### What you are asked to do
Collect every line of the records below that contains the word "this".

### Material for the task
--------------------------------------------------

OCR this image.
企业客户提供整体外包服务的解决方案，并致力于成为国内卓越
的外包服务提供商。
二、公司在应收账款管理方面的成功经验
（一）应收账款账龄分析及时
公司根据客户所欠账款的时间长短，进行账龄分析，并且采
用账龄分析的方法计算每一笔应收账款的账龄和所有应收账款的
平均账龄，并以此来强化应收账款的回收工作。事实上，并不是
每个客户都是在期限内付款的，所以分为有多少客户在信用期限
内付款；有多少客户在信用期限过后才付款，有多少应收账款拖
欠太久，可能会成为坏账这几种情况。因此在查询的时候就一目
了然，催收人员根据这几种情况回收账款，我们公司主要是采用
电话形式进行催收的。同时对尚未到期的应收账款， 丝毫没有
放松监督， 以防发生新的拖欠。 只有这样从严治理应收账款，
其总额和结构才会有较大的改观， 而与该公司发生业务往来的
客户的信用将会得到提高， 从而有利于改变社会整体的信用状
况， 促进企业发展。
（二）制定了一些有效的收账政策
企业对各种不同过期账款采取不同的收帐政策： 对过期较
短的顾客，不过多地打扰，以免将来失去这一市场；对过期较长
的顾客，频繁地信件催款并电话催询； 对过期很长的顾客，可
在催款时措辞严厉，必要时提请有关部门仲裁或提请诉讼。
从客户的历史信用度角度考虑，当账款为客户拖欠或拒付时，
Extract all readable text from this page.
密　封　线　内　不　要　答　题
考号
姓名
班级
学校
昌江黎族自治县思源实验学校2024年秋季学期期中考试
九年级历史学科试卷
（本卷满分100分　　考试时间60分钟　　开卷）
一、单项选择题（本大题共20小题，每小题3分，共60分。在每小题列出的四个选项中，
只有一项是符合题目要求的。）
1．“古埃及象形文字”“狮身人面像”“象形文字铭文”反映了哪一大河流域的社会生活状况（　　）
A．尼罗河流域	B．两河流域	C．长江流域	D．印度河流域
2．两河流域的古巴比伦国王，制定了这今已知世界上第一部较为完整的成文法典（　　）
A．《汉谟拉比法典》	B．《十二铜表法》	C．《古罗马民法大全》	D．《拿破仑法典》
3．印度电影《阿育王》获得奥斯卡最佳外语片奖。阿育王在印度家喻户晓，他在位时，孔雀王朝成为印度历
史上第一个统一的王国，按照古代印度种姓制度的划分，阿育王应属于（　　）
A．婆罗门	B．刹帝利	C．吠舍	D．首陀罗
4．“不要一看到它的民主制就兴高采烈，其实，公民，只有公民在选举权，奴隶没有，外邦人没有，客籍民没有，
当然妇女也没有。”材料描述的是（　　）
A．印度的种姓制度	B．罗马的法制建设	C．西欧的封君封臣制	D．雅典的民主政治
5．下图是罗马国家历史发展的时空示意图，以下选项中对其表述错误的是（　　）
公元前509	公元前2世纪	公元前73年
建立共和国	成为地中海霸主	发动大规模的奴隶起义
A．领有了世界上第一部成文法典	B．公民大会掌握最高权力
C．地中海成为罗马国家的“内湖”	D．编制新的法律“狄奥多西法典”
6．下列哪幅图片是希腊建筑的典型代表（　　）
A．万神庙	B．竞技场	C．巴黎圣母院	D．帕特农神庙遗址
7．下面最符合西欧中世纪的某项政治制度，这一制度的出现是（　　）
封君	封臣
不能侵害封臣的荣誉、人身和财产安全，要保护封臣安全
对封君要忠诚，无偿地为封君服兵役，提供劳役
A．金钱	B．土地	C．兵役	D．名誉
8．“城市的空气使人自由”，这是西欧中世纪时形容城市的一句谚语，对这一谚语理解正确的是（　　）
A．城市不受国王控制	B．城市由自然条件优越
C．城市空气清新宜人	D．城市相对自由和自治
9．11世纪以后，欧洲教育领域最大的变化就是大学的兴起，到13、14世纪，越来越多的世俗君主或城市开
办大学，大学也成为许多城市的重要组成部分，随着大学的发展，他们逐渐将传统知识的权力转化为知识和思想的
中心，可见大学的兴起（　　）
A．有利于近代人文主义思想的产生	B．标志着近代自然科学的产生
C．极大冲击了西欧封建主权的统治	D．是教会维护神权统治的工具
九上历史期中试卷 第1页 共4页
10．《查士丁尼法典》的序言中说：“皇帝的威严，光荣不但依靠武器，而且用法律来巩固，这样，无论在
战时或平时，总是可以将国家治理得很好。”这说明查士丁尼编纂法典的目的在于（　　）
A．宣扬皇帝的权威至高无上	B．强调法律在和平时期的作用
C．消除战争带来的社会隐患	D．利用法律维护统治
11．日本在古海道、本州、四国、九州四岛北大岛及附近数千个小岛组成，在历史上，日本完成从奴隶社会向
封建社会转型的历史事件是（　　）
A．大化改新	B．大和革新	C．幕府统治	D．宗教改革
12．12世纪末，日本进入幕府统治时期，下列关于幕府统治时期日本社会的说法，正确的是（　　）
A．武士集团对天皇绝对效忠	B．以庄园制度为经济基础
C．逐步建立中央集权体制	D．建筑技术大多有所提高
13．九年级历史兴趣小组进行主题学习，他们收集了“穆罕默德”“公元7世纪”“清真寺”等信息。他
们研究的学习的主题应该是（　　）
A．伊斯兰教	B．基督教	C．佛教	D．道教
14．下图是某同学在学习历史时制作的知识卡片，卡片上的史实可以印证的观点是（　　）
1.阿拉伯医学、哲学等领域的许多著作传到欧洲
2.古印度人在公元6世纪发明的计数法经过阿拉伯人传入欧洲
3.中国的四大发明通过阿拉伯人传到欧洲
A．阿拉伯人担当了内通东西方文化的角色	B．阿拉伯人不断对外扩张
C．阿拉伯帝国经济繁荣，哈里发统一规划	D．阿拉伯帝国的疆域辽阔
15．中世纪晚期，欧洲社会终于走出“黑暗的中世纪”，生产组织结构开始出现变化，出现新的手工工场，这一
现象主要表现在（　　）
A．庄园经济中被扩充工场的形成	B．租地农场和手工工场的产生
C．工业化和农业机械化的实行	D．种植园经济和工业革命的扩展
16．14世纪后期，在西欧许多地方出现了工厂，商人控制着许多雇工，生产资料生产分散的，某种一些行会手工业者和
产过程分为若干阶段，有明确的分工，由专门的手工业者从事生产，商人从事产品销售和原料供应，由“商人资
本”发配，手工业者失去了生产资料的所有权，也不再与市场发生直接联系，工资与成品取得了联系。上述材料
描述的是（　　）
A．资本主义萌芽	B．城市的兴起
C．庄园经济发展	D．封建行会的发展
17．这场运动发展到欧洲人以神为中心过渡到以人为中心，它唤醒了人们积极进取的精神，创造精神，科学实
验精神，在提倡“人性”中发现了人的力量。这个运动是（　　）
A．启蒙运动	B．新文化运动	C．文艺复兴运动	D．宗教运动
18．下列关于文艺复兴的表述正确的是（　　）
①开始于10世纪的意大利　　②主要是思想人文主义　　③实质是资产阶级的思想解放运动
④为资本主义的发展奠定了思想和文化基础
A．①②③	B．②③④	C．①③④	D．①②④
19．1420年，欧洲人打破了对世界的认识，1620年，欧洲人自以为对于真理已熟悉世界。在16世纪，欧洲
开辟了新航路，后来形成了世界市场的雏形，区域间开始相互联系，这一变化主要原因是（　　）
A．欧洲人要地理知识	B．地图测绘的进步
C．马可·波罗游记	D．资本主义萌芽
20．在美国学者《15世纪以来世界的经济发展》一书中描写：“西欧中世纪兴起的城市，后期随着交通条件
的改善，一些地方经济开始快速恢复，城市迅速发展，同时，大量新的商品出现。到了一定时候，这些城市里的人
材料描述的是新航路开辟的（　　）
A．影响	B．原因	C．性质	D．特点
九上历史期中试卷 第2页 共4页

--------------------------------------------------

### Exercise output
OCR this image.
Extract all readable text from this page.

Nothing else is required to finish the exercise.